▸ Problem requirements: Lines containing the word "USDJPY" should be extracted in full.

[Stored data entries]

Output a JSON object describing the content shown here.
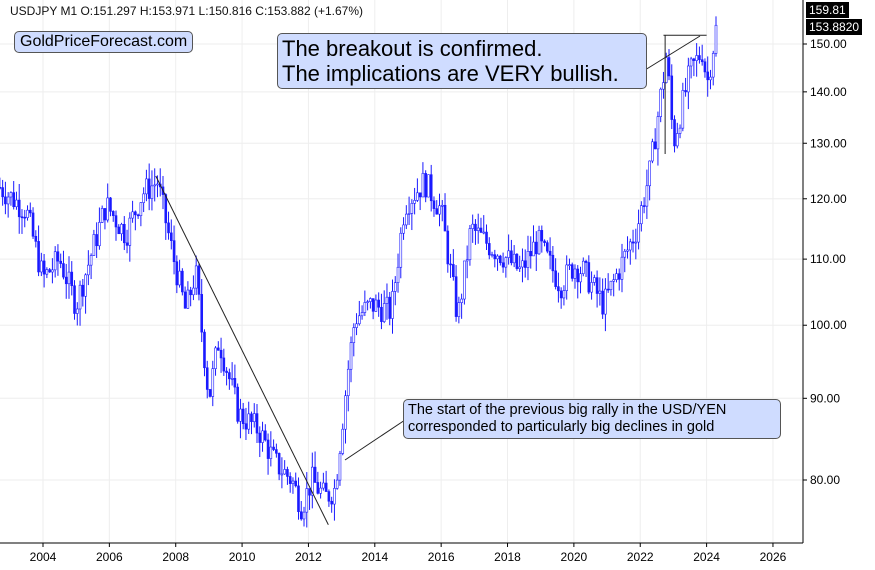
{
  "header": "USDJPY  M1  O:151.297  H:153.971  L:150.816  C:153.882  (+1.67%)",
  "logo": "GoldPriceForecast.com",
  "annotation_top": [
    "The breakout is confirmed.",
    "The implications are VERY bullish."
  ],
  "annotation_bottom": [
    "The start of the previous big rally in the USD/YEN",
    "corresponded to particularly big declines in gold"
  ],
  "price_tags": {
    "high": "159.81",
    "last": "153.8820"
  },
  "chart_data": {
    "type": "candlestick",
    "title": "USDJPY M1",
    "yscale": "log",
    "ylim": [
      72,
      162
    ],
    "xlim": [
      2002.7,
      2027
    ],
    "y_ticks": [
      "80.00",
      "90.00",
      "100.00",
      "110.00",
      "120.00",
      "130.00",
      "140.00",
      "150.00"
    ],
    "y_tick_values": [
      80,
      90,
      100,
      110,
      120,
      130,
      140,
      150
    ],
    "x_ticks": [
      "2004",
      "2006",
      "2008",
      "2010",
      "2012",
      "2014",
      "2016",
      "2018",
      "2020",
      "2022",
      "2024",
      "2026"
    ],
    "x_tick_values": [
      2004,
      2006,
      2008,
      2010,
      2012,
      2014,
      2016,
      2018,
      2020,
      2022,
      2024,
      2026
    ],
    "series_keypoints": [
      [
        2002.7,
        122
      ],
      [
        2003.5,
        118
      ],
      [
        2004,
        107
      ],
      [
        2004.5,
        110
      ],
      [
        2005,
        103
      ],
      [
        2005.9,
        119
      ],
      [
        2006.5,
        114
      ],
      [
        2007,
        121
      ],
      [
        2007.45,
        123
      ],
      [
        2007.9,
        111
      ],
      [
        2008.3,
        102
      ],
      [
        2008.6,
        108
      ],
      [
        2009,
        90
      ],
      [
        2009.3,
        98
      ],
      [
        2009.9,
        88
      ],
      [
        2010.5,
        86
      ],
      [
        2011,
        82
      ],
      [
        2011.5,
        80
      ],
      [
        2011.8,
        77
      ],
      [
        2012.1,
        80
      ],
      [
        2012.5,
        78
      ],
      [
        2012.8,
        79
      ],
      [
        2013.2,
        94
      ],
      [
        2013.4,
        101
      ],
      [
        2013.9,
        103
      ],
      [
        2014.5,
        102
      ],
      [
        2014.9,
        119
      ],
      [
        2015.5,
        123
      ],
      [
        2016,
        118
      ],
      [
        2016.5,
        101
      ],
      [
        2016.9,
        115
      ],
      [
        2017.5,
        112
      ],
      [
        2018,
        110
      ],
      [
        2018.4,
        108
      ],
      [
        2018.9,
        113
      ],
      [
        2019.6,
        106
      ],
      [
        2020,
        109
      ],
      [
        2020.3,
        108
      ],
      [
        2020.9,
        103
      ],
      [
        2021.5,
        110
      ],
      [
        2021.9,
        115
      ],
      [
        2022.3,
        125
      ],
      [
        2022.8,
        148
      ],
      [
        2023,
        130
      ],
      [
        2023.5,
        144
      ],
      [
        2023.9,
        149
      ],
      [
        2024,
        141
      ],
      [
        2024.3,
        153.9
      ]
    ],
    "trendlines": [
      [
        [
          2007.4,
          124
        ],
        [
          2012.6,
          75
        ]
      ],
      [
        [
          2022.7,
          151.9
        ],
        [
          2024.0,
          151.9
        ]
      ]
    ]
  }
}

▸ Solution to this exercise:
  "header": "USDJPY  M1  O:151.297  H:153.971  L:150.816  C:153.882  (+1.67%)",
    "title": "USDJPY M1",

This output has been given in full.